Given records:
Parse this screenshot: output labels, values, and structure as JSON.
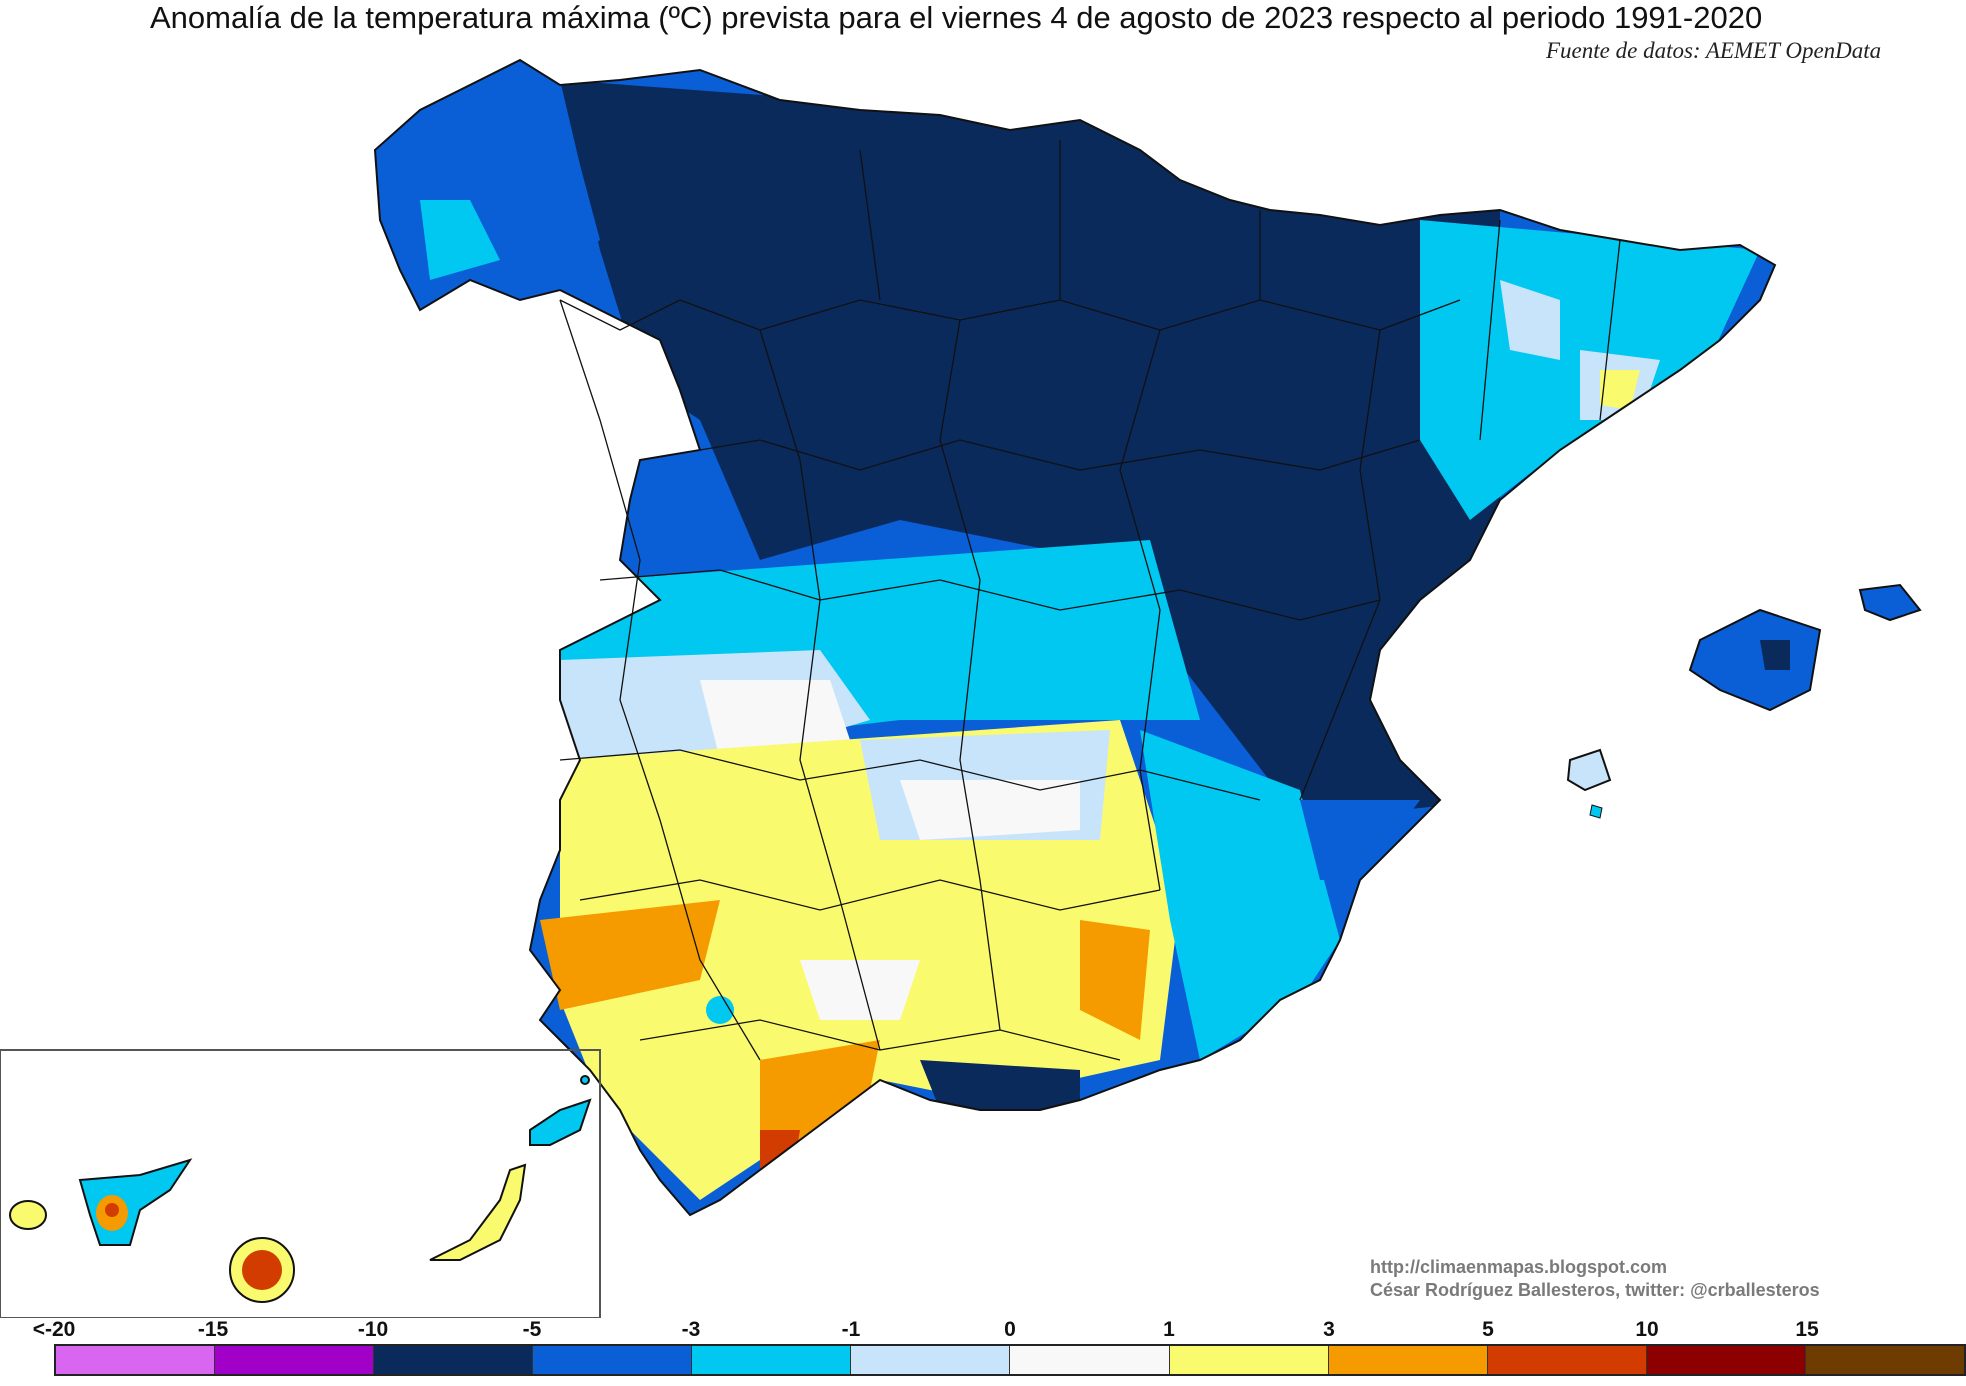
{
  "title": "Anomalía de la temperatura máxima (ºC) prevista para el viernes 4 de agosto de 2023 respecto al periodo 1991-2020",
  "source": "Fuente de datos: AEMET OpenData",
  "credits": {
    "url": "http://climaenmapas.blogspot.com",
    "author": "César Rodríguez Ballesteros, twitter: @crballesteros"
  },
  "legend": {
    "ticks": [
      "<-20",
      "-15",
      "-10",
      "-5",
      "-3",
      "-1",
      "0",
      "1",
      "3",
      "5",
      "10",
      "15"
    ],
    "colors": [
      "#d966f0",
      "#a000c8",
      "#0a2a5c",
      "#0a5ed6",
      "#00c8f0",
      "#c8e4fa",
      "#f8f8f8",
      "#fafa6e",
      "#f59b00",
      "#d23c00",
      "#8c0000",
      "#6e3c00"
    ]
  },
  "map": {
    "colors": {
      "very_cold": "#0a2a5c",
      "cold": "#0a5ed6",
      "cool": "#00c8f0",
      "slightly_cool": "#c8e4fa",
      "neutral": "#f8f8f8",
      "warm": "#fafa6e",
      "hot": "#f59b00",
      "very_hot": "#d23c00",
      "extreme": "#a000c8"
    }
  }
}
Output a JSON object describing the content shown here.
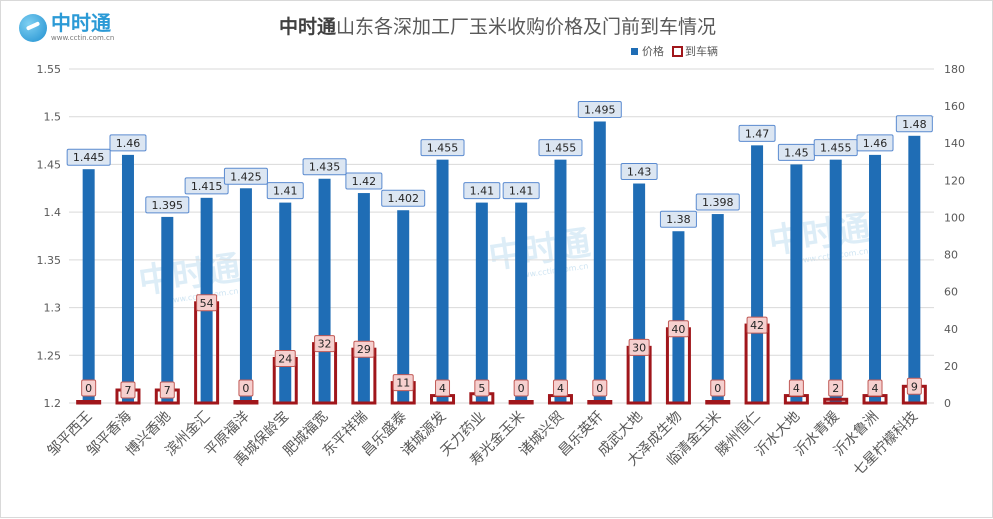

Job:
Your task is to retype all the entries exactly and leave out any pictures.

Solution:
Parse this screenshot: output labels, values, and structure as JSON.
{
  "title": "Anomalía de la temperatura máxima (ºC) prevista para el viernes 4 de agosto de 2023 respecto al periodo 1991-2020",
  "source": "Fuente de datos: AEMET OpenData",
  "credits": {
    "url": "http://climaenmapas.blogspot.com",
    "author": "César Rodríguez Ballesteros, twitter: @crballesteros"
  },
  "legend": {
    "ticks": [
      "<-20",
      "-15",
      "-10",
      "-5",
      "-3",
      "-1",
      "0",
      "1",
      "3",
      "5",
      "10",
      "15"
    ],
    "colors": [
      "#d966f0",
      "#a000c8",
      "#0a2a5c",
      "#0a5ed6",
      "#00c8f0",
      "#c8e4fa",
      "#f8f8f8",
      "#fafa6e",
      "#f59b00",
      "#d23c00",
      "#8c0000",
      "#6e3c00"
    ]
  },
  "map": {
    "colors": {
      "very_cold": "#0a2a5c",
      "cold": "#0a5ed6",
      "cool": "#00c8f0",
      "slightly_cool": "#c8e4fa",
      "neutral": "#f8f8f8",
      "warm": "#fafa6e",
      "hot": "#f59b00",
      "very_hot": "#d23c00",
      "extreme": "#a000c8"
    }
  }
}
Output a JSON object describing the content shown here.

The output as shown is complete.